Data records
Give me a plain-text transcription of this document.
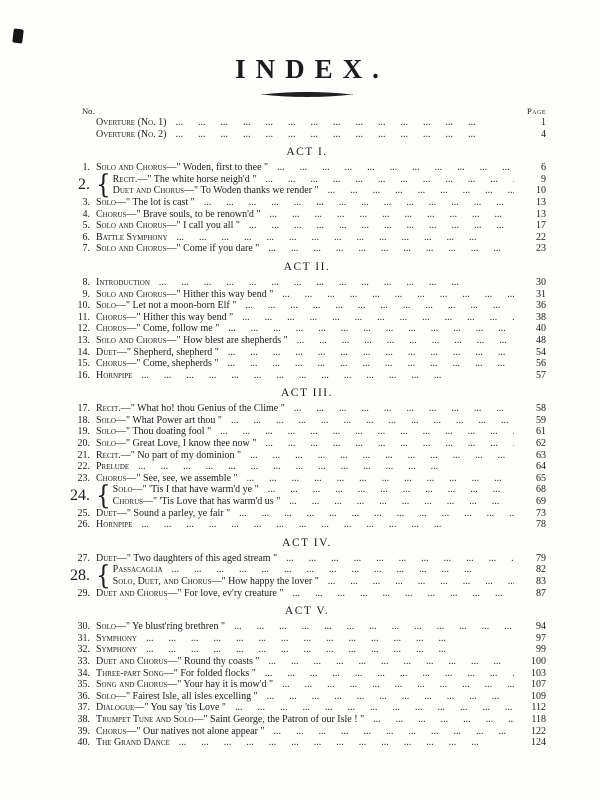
INDEX.
No.	Page
Overture (No. 1) ...	1
Overture (No. 2) ...	4
ACT I.
1. Solo and Chorus— " Woden, first to thee " ...	6
2. { Recit.— " The white horse neigh'd " ...	9
Duet and Chorus— " To Woden thanks we render " ...	10
3. Solo— " The lot is cast " ...	13
4. Chorus— " Brave souls, to be renown'd " ...	13
5. Solo and Chorus— " I call you all " ...	17
6. Battle Symphony ...	22
7. Solo and Chorus— " Come if you dare " ...	23
ACT II.
8. Introduction ...	30
9. Solo and Chorus— " Hither this way bend " ...	31
10. Solo— " Let not a moon-born Elf " ...	36
11. Chorus— " Hither this way bend " ...	38
12. Chorus— " Come, follow me " ...	40
13. Solo and Chorus— " How blest are shepherds " ...	48
14. Duet— " Shepherd, shepherd " ...	54
15. Chorus— " Come, shepherds " ...	56
16. Hornpipe ...	57
ACT III.
17. Recit.— " What ho! thou Genius of the Clime " ...	58
18. Solo— " What Power art thou " ...	59
19. Solo— " Thou doating fool " ...	61
20. Solo— " Great Love, I know thee now " ...	62
21. Recit.— " No part of my dominion " ...	63
22. Prelude ...	64
23. Chorus— " See, see, we assemble " ...	65
24. { Solo— " 'Tis I that have warm'd ye " ...	68
Chorus— " 'Tis Love that has warm'd us " ...	69
25. Duet— " Sound a parley, ye fair " ...	73
26. Hornpipe ...	78
ACT IV.
27. Duet— " Two daughters of this aged stream " ...	79
28. { Passacaglia ...	82
Solo, Duet, and Chorus— " How happy the lover " ...	83
29. Duet and Chorus— " For love, ev'ry creature " ...	87
ACT V.
30. Solo— " Ye blust'ring brethren " ...	94
31. Symphony ...	97
32. Symphony ...	99
33. Duet and Chorus— " Round thy coasts " ...	100
34. Three-part Song— " For folded flocks " ...	103
35. Song and Chorus— " Your hay it is mow'd " ...	107
36. Solo— " Fairest Isle, all isles excelling " ...	109
37. Dialogue— " You say 'tis Love " ...	112
38. Trumpet Tune and Solo— " Saint George, the Patron of our Isle ! " ...	118
39. Chorus— " Our natives not alone appear " ...	122
40. The Grand Dance ...	124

Request
Leave out the pictures and copy everything else in the records word for word.

Exercise solution
Give me a plain-text transcription of this document.
INDEX.
No.	Page
Overture (No. 1) ...	1
Overture (No. 2) ...	4
ACT I.
1. Solo and Chorus— " Woden, first to thee " ...	6
2. { Recit.— " The white horse neigh'd " ...	9
Duet and Chorus— " To Woden thanks we render " ...	10
3. Solo— " The lot is cast " ...	13
4. Chorus— " Brave souls, to be renown'd " ...	13
5. Solo and Chorus— " I call you all " ...	17
6. Battle Symphony ...	22
7. Solo and Chorus— " Come if you dare " ...	23
ACT II.
8. Introduction ...	30
9. Solo and Chorus— " Hither this way bend " ...	31
10. Solo— " Let not a moon-born Elf " ...	36
11. Chorus— " Hither this way bend " ...	38
12. Chorus— " Come, follow me " ...	40
13. Solo and Chorus— " How blest are shepherds " ...	48
14. Duet— " Shepherd, shepherd " ...	54
15. Chorus— " Come, shepherds " ...	56
16. Hornpipe ...	57
ACT III.
17. Recit.— " What ho! thou Genius of the Clime " ...	58
18. Solo— " What Power art thou " ...	59
19. Solo— " Thou doating fool " ...	61
20. Solo— " Great Love, I know thee now " ...	62
21. Recit.— " No part of my dominion " ...	63
22. Prelude ...	64
23. Chorus— " See, see, we assemble " ...	65
24. { Solo— " 'Tis I that have warm'd ye " ...	68
Chorus— " 'Tis Love that has warm'd us " ...	69
25. Duet— " Sound a parley, ye fair " ...	73
26. Hornpipe ...	78
ACT IV.
27. Duet— " Two daughters of this aged stream " ...	79
28. { Passacaglia ...	82
Solo, Duet, and Chorus— " How happy the lover " ...	83
29. Duet and Chorus— " For love, ev'ry creature " ...	87
ACT V.
30. Solo— " Ye blust'ring brethren " ...	94
31. Symphony ...	97
32. Symphony ...	99
33. Duet and Chorus— " Round thy coasts " ...	100
34. Three-part Song— " For folded flocks " ...	103
35. Song and Chorus— " Your hay it is mow'd " ...	107
36. Solo— " Fairest Isle, all isles excelling " ...	109
37. Dialogue— " You say 'tis Love " ...	112
38. Trumpet Tune and Solo— " Saint George, the Patron of our Isle ! " ...	118
39. Chorus— " Our natives not alone appear " ...	122
40. The Grand Dance ...	124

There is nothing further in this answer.